* [Exercise goal]: Restate all the material verbatim, except for the pictures.

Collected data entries
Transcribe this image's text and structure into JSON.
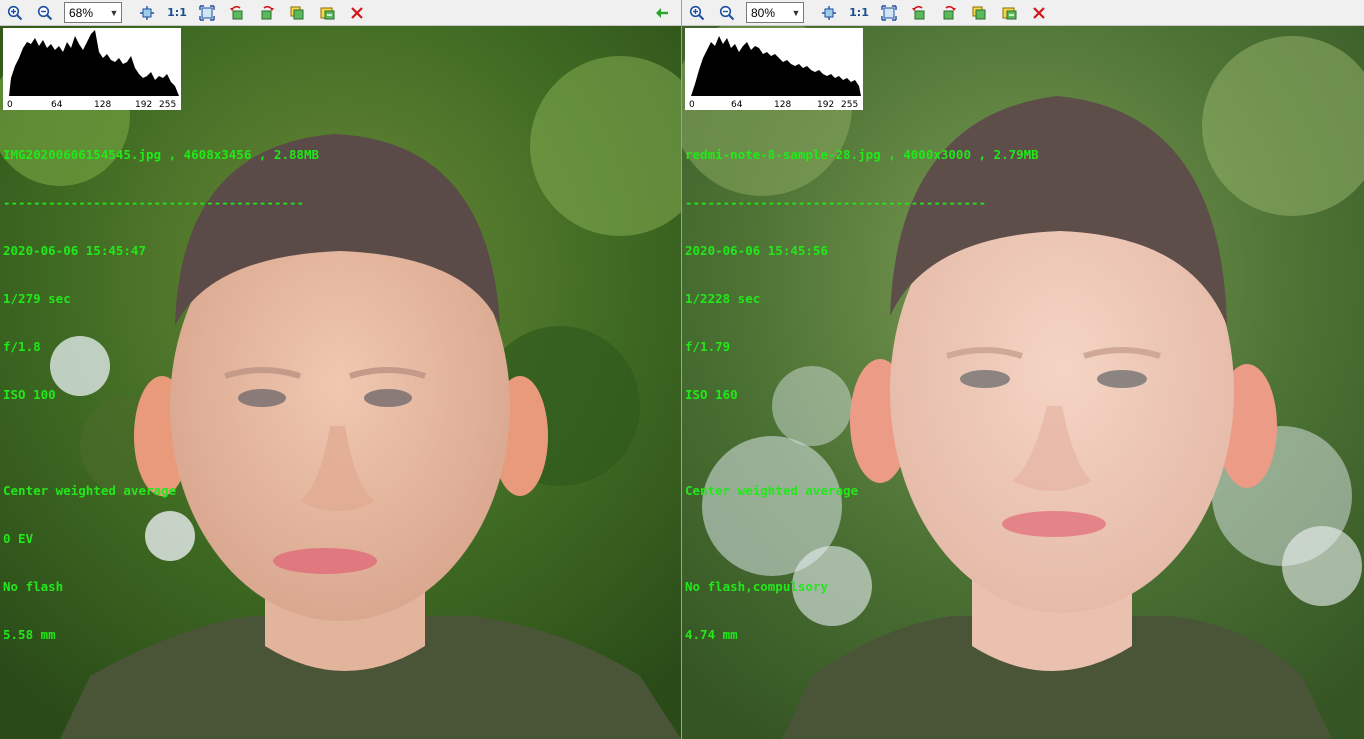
{
  "left_pane": {
    "zoom": "68%",
    "one_to_one": "1:1",
    "histogram_ticks": [
      "0",
      "64",
      "128",
      "192",
      "255"
    ],
    "info": {
      "file_line": "IMG20200606154545.jpg , 4608x3456 , 2.88MB",
      "separator": "----------------------------------------",
      "datetime": "2020-06-06 15:45:47",
      "shutter": "1/279 sec",
      "aperture": "f/1.8",
      "iso": "ISO 100",
      "metering": "Center weighted average",
      "exposure_bias": "0 EV",
      "flash": "No flash",
      "focal_length": "5.58 mm"
    }
  },
  "right_pane": {
    "zoom": "80%",
    "one_to_one": "1:1",
    "histogram_ticks": [
      "0",
      "64",
      "128",
      "192",
      "255"
    ],
    "info": {
      "file_line": "redmi-note-8-sample-28.jpg , 4000x3000 , 2.79MB",
      "separator": "----------------------------------------",
      "datetime": "2020-06-06 15:45:56",
      "shutter": "1/2228 sec",
      "aperture": "f/1.79",
      "iso": "ISO 160",
      "metering": "Center weighted average",
      "flash": "No flash,compulsory",
      "focal_length": "4.74 mm"
    }
  },
  "toolbar_icons": [
    "zoom-in-icon",
    "zoom-out-icon",
    "fit-width-icon",
    "one-to-one",
    "fit-window-icon",
    "rotate-left-icon",
    "rotate-right-icon",
    "copy-image-icon",
    "save-image-icon",
    "close-icon",
    "back-arrow-icon"
  ],
  "colors": {
    "info_text": "#22e81a",
    "toolbar_bg": "#f0f0f0",
    "close": "#d0161a",
    "back_arrow": "#2aa52a"
  }
}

* [The reply]:
Transcribe this image's text and structure into JSON.
{
  "left_pane": {
    "zoom": "68%",
    "one_to_one": "1:1",
    "histogram_ticks": [
      "0",
      "64",
      "128",
      "192",
      "255"
    ],
    "info": {
      "file_line": "IMG20200606154545.jpg , 4608x3456 , 2.88MB",
      "separator": "----------------------------------------",
      "datetime": "2020-06-06 15:45:47",
      "shutter": "1/279 sec",
      "aperture": "f/1.8",
      "iso": "ISO 100",
      "metering": "Center weighted average",
      "exposure_bias": "0 EV",
      "flash": "No flash",
      "focal_length": "5.58 mm"
    }
  },
  "right_pane": {
    "zoom": "80%",
    "one_to_one": "1:1",
    "histogram_ticks": [
      "0",
      "64",
      "128",
      "192",
      "255"
    ],
    "info": {
      "file_line": "redmi-note-8-sample-28.jpg , 4000x3000 , 2.79MB",
      "separator": "----------------------------------------",
      "datetime": "2020-06-06 15:45:56",
      "shutter": "1/2228 sec",
      "aperture": "f/1.79",
      "iso": "ISO 160",
      "metering": "Center weighted average",
      "flash": "No flash,compulsory",
      "focal_length": "4.74 mm"
    }
  },
  "toolbar_icons": [
    "zoom-in-icon",
    "zoom-out-icon",
    "fit-width-icon",
    "one-to-one",
    "fit-window-icon",
    "rotate-left-icon",
    "rotate-right-icon",
    "copy-image-icon",
    "save-image-icon",
    "close-icon",
    "back-arrow-icon"
  ],
  "colors": {
    "info_text": "#22e81a",
    "toolbar_bg": "#f0f0f0",
    "close": "#d0161a",
    "back_arrow": "#2aa52a"
  }
}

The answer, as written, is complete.